**What the task requires:** Output the entries below verbatim, beginning at the first line and stopping after the line that contains "Detect and localize". Leave the pictures out of your answer.
Start of Material to process
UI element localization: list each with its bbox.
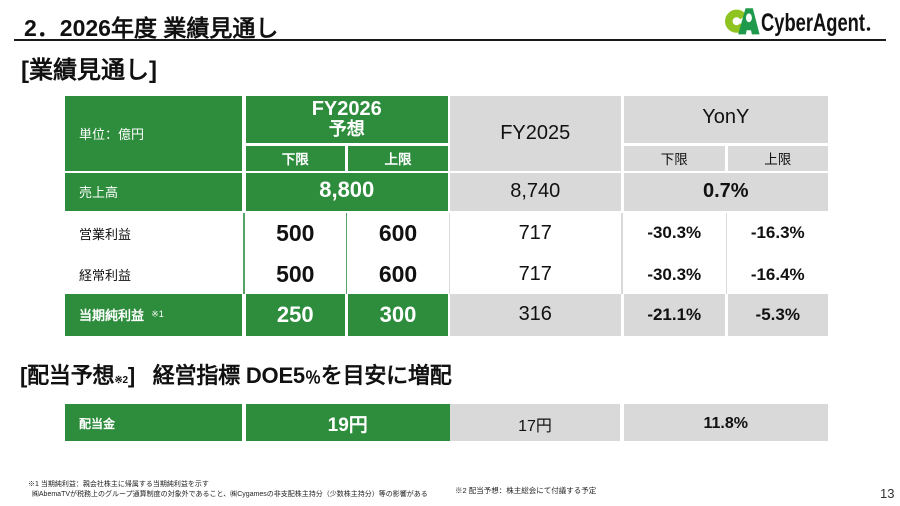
svg-text:CyberAgent: CyberAgent [761, 9, 865, 37]
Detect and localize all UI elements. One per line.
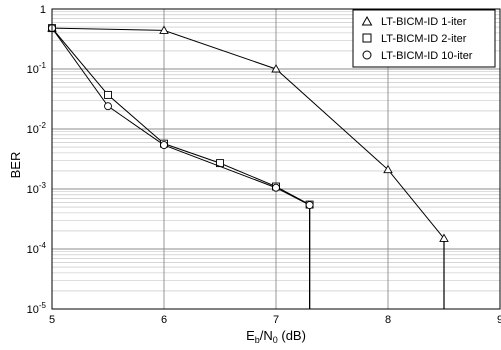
x-tick-label: 6 [161, 314, 167, 326]
x-tick-label: 5 [49, 314, 55, 326]
tick-labels: 5 6 7 8 9 1 10-1 10-2 10-3 10-4 10-5 [27, 4, 501, 326]
y-tick-label: 10-5 [27, 301, 47, 316]
series-circle [48, 24, 314, 309]
legend-box [352, 9, 496, 68]
legend-item-2-iter: LT-BICM-ID 2-iter [362, 33, 467, 45]
circle-marker [305, 201, 314, 210]
triangle-marker [383, 164, 393, 174]
y-axis-label: BER [8, 152, 23, 179]
y-tick-label: 10-3 [27, 181, 47, 196]
y-tick-label: 10-1 [27, 61, 47, 76]
legend-circle-marker [362, 50, 372, 60]
legend-item-10-iter: LT-BICM-ID 10-iter [362, 50, 473, 62]
circle-marker [104, 102, 112, 111]
y-tick-label: 10-4 [27, 241, 47, 256]
legend-label: LT-BICM-ID 2-iter [381, 33, 467, 45]
circle-marker [272, 183, 280, 192]
x-axis-label: Eb/N0 (dB) [246, 328, 306, 345]
legend-triangle-marker [361, 15, 373, 26]
x-tick-label: 8 [385, 314, 391, 326]
legend: LT-BICM-ID 1-iter LT-BICM-ID 2-iter LT-B… [352, 9, 496, 68]
triangle-marker [271, 64, 281, 73]
series-square [48, 24, 314, 309]
y-tick-label: 1 [40, 4, 46, 16]
legend-label: LT-BICM-ID 1-iter [381, 16, 467, 28]
x-tick-label: 7 [273, 314, 279, 326]
legend-label: LT-BICM-ID 10-iter [381, 50, 473, 62]
x-tick-label: 9 [497, 314, 501, 326]
triangle-marker [159, 25, 169, 34]
legend-item-1-iter: LT-BICM-ID 1-iter [361, 15, 467, 28]
series-triangle [47, 23, 449, 309]
triangle-marker [439, 233, 449, 242]
series-line [51, 27, 310, 206]
legend-square-marker [362, 33, 372, 43]
y-tick-label: 10-2 [27, 121, 47, 136]
circle-marker [160, 141, 168, 150]
series-line [51, 27, 310, 206]
data-series [47, 23, 449, 309]
square-marker [104, 90, 112, 99]
plot-area-frame [51, 8, 501, 310]
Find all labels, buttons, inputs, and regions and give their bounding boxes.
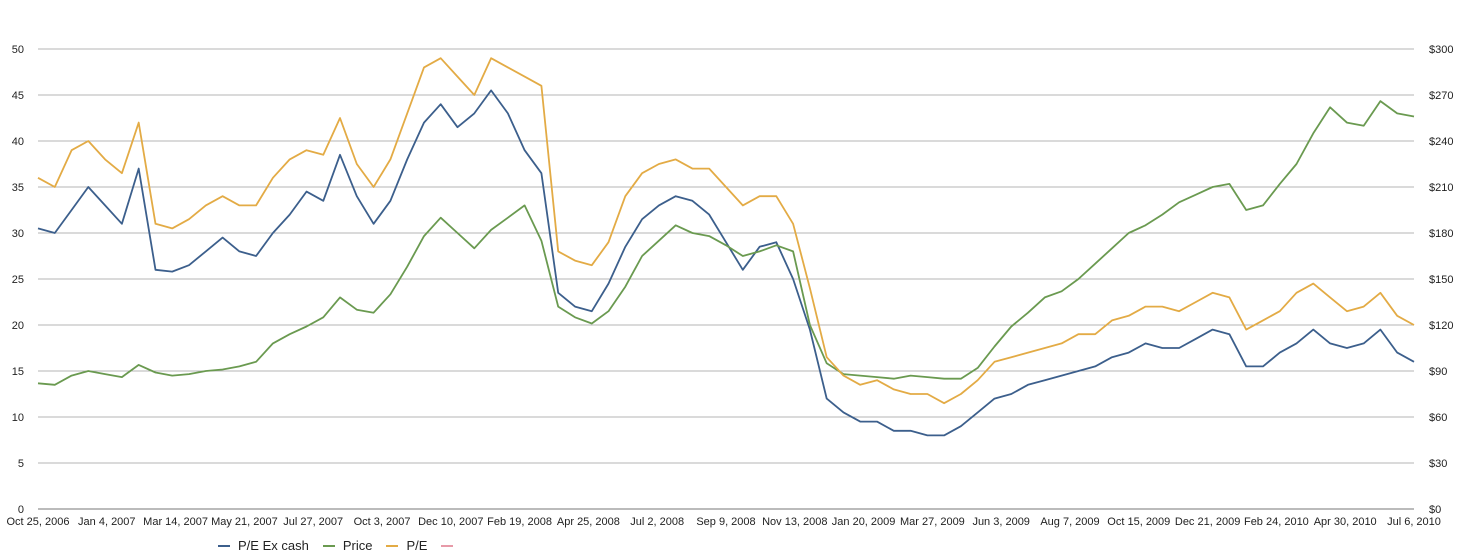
gridlines: [38, 48, 1414, 510]
x-tick-label: Sep 9, 2008: [696, 516, 755, 528]
y-tick-label-right: $60: [1429, 412, 1447, 424]
x-tick-label: Jun 3, 2009: [972, 516, 1030, 528]
x-tick-label: Jul 2, 2008: [630, 516, 684, 528]
y-tick-label-right: $180: [1429, 228, 1453, 240]
y-tick-label: 5: [18, 458, 24, 470]
y-tick-label-right: $0: [1429, 504, 1441, 516]
x-tick-label: Nov 13, 2008: [762, 516, 827, 528]
y-tick-label: 30: [12, 228, 24, 240]
y-axis-left: 0 5 10 15 20 25 30 35 40 45 50: [12, 44, 24, 516]
x-tick-label: Feb 19, 2008: [487, 516, 552, 528]
x-tick-label: Apr 25, 2008: [557, 516, 620, 528]
y-tick-label: 10: [12, 412, 24, 424]
y-tick-label: 50: [12, 44, 24, 56]
x-tick-label: Feb 24, 2010: [1244, 516, 1309, 528]
legend: P/E Ex cash Price P/E: [218, 538, 475, 553]
y-tick-label-right: $150: [1429, 274, 1453, 286]
x-tick-label: Oct 15, 2009: [1107, 516, 1170, 528]
x-tick-label: May 21, 2007: [211, 516, 278, 528]
y-tick-label-right: $30: [1429, 458, 1447, 470]
series-lines: [37, 57, 1415, 437]
y-tick-label-right: $210: [1429, 182, 1453, 194]
series-line-p-e-ex-cash: [37, 89, 1415, 437]
legend-swatch: [386, 544, 399, 547]
y-tick-label: 25: [12, 274, 24, 286]
x-tick-label: Mar 14, 2007: [143, 516, 208, 528]
y-tick-label-right: $240: [1429, 136, 1453, 148]
legend-label: P/E Ex cash: [238, 538, 309, 553]
y-tick-label: 0: [18, 504, 24, 516]
legend-item-price: Price: [322, 538, 373, 553]
legend-swatch: [322, 544, 335, 547]
x-tick-label: Jan 20, 2009: [832, 516, 896, 528]
x-axis: Oct 25, 2006 Jan 4, 2007 Mar 14, 2007 May 2…: [7, 516, 1441, 528]
x-tick-label: Jul 27, 2007: [283, 516, 343, 528]
legend-item-pe-ex-cash: P/E Ex cash: [218, 538, 309, 553]
legend-swatch: [441, 544, 454, 547]
y-tick-label-right: $300: [1429, 44, 1453, 56]
y-tick-label: 35: [12, 182, 24, 194]
legend-item-pe: P/E: [386, 538, 427, 553]
series-line-price: [37, 100, 1415, 386]
y-tick-label: 15: [12, 366, 24, 378]
x-tick-label: Oct 3, 2007: [354, 516, 411, 528]
legend-label: P/E: [406, 538, 428, 553]
legend-swatch: [218, 544, 230, 547]
x-tick-label: Dec 21, 2009: [1175, 516, 1240, 528]
x-tick-label: Mar 27, 2009: [900, 516, 965, 528]
y-tick-label: 45: [12, 90, 24, 102]
x-tick-label: Jul 6, 2010: [1387, 516, 1441, 528]
y-tick-label-right: $90: [1429, 366, 1447, 378]
x-tick-label: Aug 7, 2009: [1040, 516, 1099, 528]
x-tick-label: Apr 30, 2010: [1314, 516, 1377, 528]
legend-item-unnamed: [441, 544, 461, 547]
series-line-p-e: [37, 57, 1415, 405]
x-tick-label: Dec 10, 2007: [418, 516, 483, 528]
x-tick-label: Oct 25, 2006: [7, 516, 70, 528]
y-axis-right: $0 $30 $60 $90 $120 $150 $180 $210 $240 $270 $300: [1429, 44, 1453, 516]
y-tick-label: 20: [12, 320, 24, 332]
y-tick-label-right: $120: [1429, 320, 1453, 332]
y-tick-label-right: $270: [1429, 90, 1453, 102]
x-tick-label: Jan 4, 2007: [78, 516, 136, 528]
y-tick-label: 40: [12, 136, 24, 148]
legend-label: Price: [342, 538, 373, 553]
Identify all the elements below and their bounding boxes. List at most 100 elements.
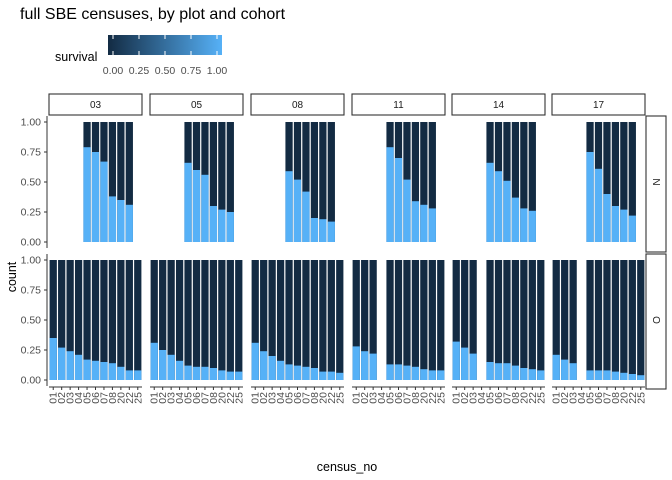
bar-survived-14-O-02 <box>461 347 469 380</box>
bar-survived-05-O-03 <box>167 354 175 380</box>
strip-14 <box>451 93 546 116</box>
bar-died-14-N-22 <box>528 122 536 242</box>
x-tick-label: 07 <box>300 392 312 404</box>
strip-03 <box>48 93 143 116</box>
bar-survived-03-O-07 <box>100 362 108 380</box>
y-tick-label: 0.25 <box>21 207 42 219</box>
bar-survived-11-N-05 <box>386 147 394 242</box>
legend-tick-label: 0.00 <box>103 65 124 77</box>
panels: 03 05 08 11 14 17 N O 0.00 0.25 0.50 0.75 1.00 0.00 0.… <box>21 93 667 404</box>
bar-survived-08-N-08 <box>310 218 319 242</box>
legend: survival 0.00 0.25 0.50 0.75 1.00 <box>55 35 227 77</box>
x-tick-label: 02 <box>258 392 270 404</box>
bar-survived-05-O-25 <box>235 371 243 380</box>
bar-died-05-O-02 <box>159 260 167 380</box>
bar-died-17-N-08 <box>611 122 620 242</box>
bar-died-08-O-25 <box>336 260 344 380</box>
bar-survived-03-O-22 <box>125 370 133 380</box>
strip-O <box>645 253 667 390</box>
bar-died-11-O-25 <box>437 260 445 380</box>
bar-died-08-O-05 <box>285 260 293 380</box>
x-tick-label: 08 <box>208 392 220 404</box>
legend-colorbar <box>108 35 222 55</box>
legend-title: survival <box>55 50 97 64</box>
bar-survived-08-O-07 <box>302 366 310 380</box>
x-tick-label: 03 <box>267 392 279 404</box>
bar-died-03-O-01 <box>49 260 57 380</box>
bar-died-11-O-20 <box>420 260 428 380</box>
x-tick-label: 07 <box>601 392 613 404</box>
bar-survived-03-O-01 <box>49 338 57 380</box>
bar-survived-03-N-06 <box>91 152 100 242</box>
x-tick-label: 22 <box>527 392 539 404</box>
bar-survived-05-O-07 <box>201 366 209 380</box>
x-tick-label: 01 <box>149 392 161 404</box>
x-tick-label: 07 <box>401 392 413 404</box>
bar-died-08-O-03 <box>268 260 276 380</box>
x-tick-label: 25 <box>334 392 346 404</box>
bar-survived-11-O-02 <box>361 351 369 380</box>
bar-survived-14-N-22 <box>528 210 536 242</box>
bar-survived-08-N-06 <box>293 179 302 242</box>
bar-survived-03-N-08 <box>108 196 117 242</box>
x-axis-title: census_no <box>317 460 378 474</box>
strip-11 <box>351 93 446 116</box>
x-tick-label: 03 <box>65 392 77 404</box>
x-tick-label: 05 <box>585 392 597 404</box>
bar-survived-11-N-06 <box>394 158 403 242</box>
bar-survived-11-O-25 <box>437 370 445 380</box>
bar-survived-08-O-01 <box>251 342 259 380</box>
bar-survived-05-O-06 <box>192 366 201 380</box>
x-tick-label: 04 <box>376 392 388 404</box>
y-tick-label: 0.50 <box>21 315 42 327</box>
bar-survived-17-N-06 <box>594 168 603 242</box>
bar-survived-17-O-20 <box>620 372 628 380</box>
x-tick-label: 02 <box>359 392 371 404</box>
x-tick-label: 06 <box>593 392 605 404</box>
x-tick-label: 01 <box>551 392 563 404</box>
bar-died-05-O-03 <box>167 260 175 380</box>
bar-survived-14-O-03 <box>469 353 477 380</box>
bar-survived-11-O-20 <box>420 369 428 380</box>
x-tick-label: 20 <box>418 392 430 404</box>
bar-died-17-O-03 <box>569 260 577 380</box>
x-tick-label: 03 <box>568 392 580 404</box>
bar-survived-08-N-05 <box>285 171 293 242</box>
x-tick-label: 20 <box>115 392 127 404</box>
bar-died-17-O-08 <box>611 260 620 380</box>
bar-died-14-O-03 <box>469 260 477 380</box>
bar-died-05-O-01 <box>150 260 158 380</box>
bar-survived-05-O-05 <box>184 365 192 380</box>
x-tick-label: 02 <box>56 392 68 404</box>
x-tick-label: 06 <box>393 392 405 404</box>
bar-died-03-O-07 <box>100 260 108 380</box>
bar-survived-08-O-03 <box>268 356 276 380</box>
bar-survived-05-O-22 <box>226 371 234 380</box>
bar-survived-14-N-08 <box>511 197 520 242</box>
bar-died-03-O-02 <box>58 260 66 380</box>
bar-survived-14-N-07 <box>503 180 511 242</box>
x-tick-label: 06 <box>493 392 505 404</box>
bar-died-11-O-01 <box>352 260 360 380</box>
strip-label-17: 17 <box>593 100 605 111</box>
bar-survived-03-O-06 <box>91 360 100 380</box>
x-tick-label: 03 <box>468 392 480 404</box>
bar-died-08-N-07 <box>302 122 310 242</box>
bar-survived-08-O-08 <box>310 368 319 380</box>
strip-label-11: 11 <box>393 100 404 111</box>
x-tick-label: 04 <box>73 392 85 404</box>
bar-died-14-O-22 <box>528 260 536 380</box>
bar-died-17-N-07 <box>603 122 611 242</box>
x-tick-label: 02 <box>559 392 571 404</box>
bar-died-03-O-03 <box>66 260 74 380</box>
bar-survived-14-O-01 <box>452 341 460 380</box>
legend-tick-label: 0.75 <box>181 65 202 77</box>
bar-survived-08-O-02 <box>260 351 268 380</box>
x-tick-label: 04 <box>476 392 488 404</box>
bar-survived-03-N-20 <box>117 200 125 242</box>
bar-survived-17-O-07 <box>603 370 611 380</box>
bar-died-17-N-22 <box>628 122 636 242</box>
y-tick-label: 0.25 <box>21 345 42 357</box>
bar-survived-03-N-22 <box>125 204 133 242</box>
bar-died-03-O-25 <box>134 260 142 380</box>
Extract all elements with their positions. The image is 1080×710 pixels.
End of Material to process
**Solution to the exercise:**
UI element localization: list each with its bbox.
svg-text:CyberAgent: CyberAgent [761, 9, 865, 37]
Detect and localize all UI elements. One per line.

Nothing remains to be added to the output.